BEGIN Dataset entries

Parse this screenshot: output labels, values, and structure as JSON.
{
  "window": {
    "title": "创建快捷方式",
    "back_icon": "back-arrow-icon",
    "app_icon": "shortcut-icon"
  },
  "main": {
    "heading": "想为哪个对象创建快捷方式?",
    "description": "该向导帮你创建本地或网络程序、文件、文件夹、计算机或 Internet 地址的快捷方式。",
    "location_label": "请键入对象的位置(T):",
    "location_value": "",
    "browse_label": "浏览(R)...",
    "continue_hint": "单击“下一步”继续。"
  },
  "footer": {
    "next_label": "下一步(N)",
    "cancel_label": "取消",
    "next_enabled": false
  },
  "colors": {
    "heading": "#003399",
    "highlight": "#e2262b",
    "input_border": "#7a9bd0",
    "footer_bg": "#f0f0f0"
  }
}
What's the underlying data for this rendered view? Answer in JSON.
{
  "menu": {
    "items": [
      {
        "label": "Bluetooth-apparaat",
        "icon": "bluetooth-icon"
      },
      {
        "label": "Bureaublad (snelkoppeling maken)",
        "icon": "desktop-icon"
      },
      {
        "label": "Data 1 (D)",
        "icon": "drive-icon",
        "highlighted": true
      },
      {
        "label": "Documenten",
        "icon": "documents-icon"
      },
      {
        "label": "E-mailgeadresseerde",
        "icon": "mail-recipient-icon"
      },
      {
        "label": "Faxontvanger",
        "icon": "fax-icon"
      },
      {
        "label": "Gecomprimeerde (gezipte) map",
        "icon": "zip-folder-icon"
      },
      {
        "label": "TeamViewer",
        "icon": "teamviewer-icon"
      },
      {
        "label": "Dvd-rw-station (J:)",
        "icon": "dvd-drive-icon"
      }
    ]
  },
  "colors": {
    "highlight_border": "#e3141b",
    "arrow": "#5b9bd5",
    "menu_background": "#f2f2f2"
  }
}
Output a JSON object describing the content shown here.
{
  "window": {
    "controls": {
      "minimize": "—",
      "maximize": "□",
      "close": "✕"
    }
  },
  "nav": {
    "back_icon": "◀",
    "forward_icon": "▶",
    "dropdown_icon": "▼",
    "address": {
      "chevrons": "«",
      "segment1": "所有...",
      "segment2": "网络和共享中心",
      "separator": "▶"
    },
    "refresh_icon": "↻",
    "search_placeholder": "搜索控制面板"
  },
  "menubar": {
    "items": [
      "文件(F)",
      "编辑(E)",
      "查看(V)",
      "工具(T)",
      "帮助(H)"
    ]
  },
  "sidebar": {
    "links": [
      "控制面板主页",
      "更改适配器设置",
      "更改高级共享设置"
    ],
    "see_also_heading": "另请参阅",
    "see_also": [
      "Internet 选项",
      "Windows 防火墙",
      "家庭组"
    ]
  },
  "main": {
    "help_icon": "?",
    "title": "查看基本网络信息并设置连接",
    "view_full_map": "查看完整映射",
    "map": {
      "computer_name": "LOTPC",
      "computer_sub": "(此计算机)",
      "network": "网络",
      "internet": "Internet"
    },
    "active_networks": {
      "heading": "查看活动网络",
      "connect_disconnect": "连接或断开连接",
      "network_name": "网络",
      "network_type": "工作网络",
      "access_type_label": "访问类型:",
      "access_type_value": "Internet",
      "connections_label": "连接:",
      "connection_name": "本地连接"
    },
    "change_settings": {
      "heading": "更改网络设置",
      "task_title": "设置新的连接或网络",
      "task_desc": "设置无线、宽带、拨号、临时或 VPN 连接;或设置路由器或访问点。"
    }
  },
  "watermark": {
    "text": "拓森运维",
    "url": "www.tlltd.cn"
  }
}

END Dataset entries

■ **Work to be completed**
Every line in the data above that contains "JSON" needs to be copied.

■ **Correct answer**
Parse this screenshot: output labels, values, and structure as JSON.
What's the underlying data for this rendered view? Answer in JSON.
Output a JSON object describing the content shown here.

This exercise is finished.